_Texto de origen_.
------------------------------------------------------------

La mejor librería del mundo

Olor a weed en la calle y una pequeña puerta marcan la entrada a Merlín, quizá la librería más fantástica de América Latina. Uno que ya está acostumbrado a las novedades de Penguin Random House o Planeta que repletan nuestras librerías, sienta algo parecido a la calentura al descubrir que la librería en verdad es una casa de cuatro pisos y decenas de piezas -con olor a recién encerado- dedicadas a literatura colombiana, revistas, teología, cine, rock, marxismo o cualquier subgénero que quieras. Hay sillones donde tirarse, siempre hay música y puedes encontrar libros como “Para leer al Pato Donald” en dos ediciones distintas o un especial de la revista Arcadia sobre Truffaut. Nadie te vigila, nadie te apura, que es lo mejor. Puede complementarse la visita con Tornamesa, que vende comic, libros de rock o poleras de Oscar Wilde o Joy Division junto a la cadena Lerner que, por catálogo, supera a casi todas sus homólogas nacionales.

------------------------------------------------------------

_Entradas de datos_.

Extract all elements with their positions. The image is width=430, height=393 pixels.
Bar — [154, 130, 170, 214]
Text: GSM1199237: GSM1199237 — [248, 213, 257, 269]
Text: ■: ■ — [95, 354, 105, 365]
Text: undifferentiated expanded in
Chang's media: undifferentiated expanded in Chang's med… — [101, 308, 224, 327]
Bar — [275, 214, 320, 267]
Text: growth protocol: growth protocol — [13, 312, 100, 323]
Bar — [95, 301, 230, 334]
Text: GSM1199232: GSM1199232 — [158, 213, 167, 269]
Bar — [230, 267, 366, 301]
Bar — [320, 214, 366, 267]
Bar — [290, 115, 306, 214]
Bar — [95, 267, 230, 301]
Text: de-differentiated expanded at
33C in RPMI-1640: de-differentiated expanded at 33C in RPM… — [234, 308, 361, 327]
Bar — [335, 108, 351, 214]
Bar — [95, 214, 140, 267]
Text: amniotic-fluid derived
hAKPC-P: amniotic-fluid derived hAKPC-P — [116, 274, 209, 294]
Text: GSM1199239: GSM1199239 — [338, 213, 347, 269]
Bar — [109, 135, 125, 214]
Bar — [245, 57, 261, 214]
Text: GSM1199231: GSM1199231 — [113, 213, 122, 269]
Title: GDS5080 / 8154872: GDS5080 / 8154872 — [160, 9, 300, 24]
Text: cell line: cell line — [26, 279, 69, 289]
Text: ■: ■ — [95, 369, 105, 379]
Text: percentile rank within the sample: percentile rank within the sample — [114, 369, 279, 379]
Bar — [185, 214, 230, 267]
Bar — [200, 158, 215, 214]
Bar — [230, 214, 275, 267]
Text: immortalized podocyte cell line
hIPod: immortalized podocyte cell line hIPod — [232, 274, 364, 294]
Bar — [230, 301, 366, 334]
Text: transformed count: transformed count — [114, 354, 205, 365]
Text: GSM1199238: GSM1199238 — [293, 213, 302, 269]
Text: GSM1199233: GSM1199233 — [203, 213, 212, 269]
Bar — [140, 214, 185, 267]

------------------------------------------------------------

_Objetivo del ejercicio_.
Continúa el texto sobre la librería Merlín a partir de su última oración, la que termina en «homólogas nacionales».

_Resultado de la tarea_.
Los chilenos importan, pero no como uno se imagina

https://www.instagram.com/p/BTcIbvcjRUs/?taken-by=joven_y_alocada&hl=es

En Colombia no se sabe mucho de Chile. La migración a Antofagasta es desconocida, Condorito es de Televisa y Los Prisioneros fueron la única banda realmente grande allá. De futbol y de vino si se sabe, pero no hay ni restaurantes chilenos, ni libros de Alejandro Zambra o Rafael Gumucio agotándose. Lo extraño es que en la Filbo las presentaciones de Camila Gutiérrez, Lola Larra, Paloma Valdivia, Sara Bertrand, Gabriel Ebensperger o el tributo a Violeta Parra hecho por la experimental Orquesta de Poetas fueron a tablero vuelto. No sé bien como definir esto, pero es como que hay un mundo off Copesa/Mercurio que si genera interés, sobre todo en la gente universitaria. Más ilustradores, juegos y experimentación y menos egos, guerrillas literarias y generación X digamos. Un fenómeno que habrá que ponerle ojo, ya que de este depende la auténtica internacionalización de la cultura pop chilena. De hecho ProChile, el CNCA y Dirac hacen un esfuerzo por potenciar a las editoriales independientes de todo el país -no sólo las de Santiago- para que aprendan a hacer negocios a nivel internacional. “El chileno quiere todo rápido. Ojalá por e-mail. Pero en Colombia, cuyo mercado es gigante, quieren conocerte, saber quien eres, qué buscas, salir a comer, confiar en ti. A la tercera, cuarta o quinta reunión, recién ahí nacen los negocios. Eso es lo que hay que aprender”, me dice un personero de Gobierno mientras sirven empanadas y vino a los visitantes fascinados con el stand dedicado a Violeta Parra (la otra estrella homenajeada es Bob Dylan). De hecho la revista Diners publicó un reportaje titulado “Francia es el país invitado pero Chile se está llevando todas las miradas”.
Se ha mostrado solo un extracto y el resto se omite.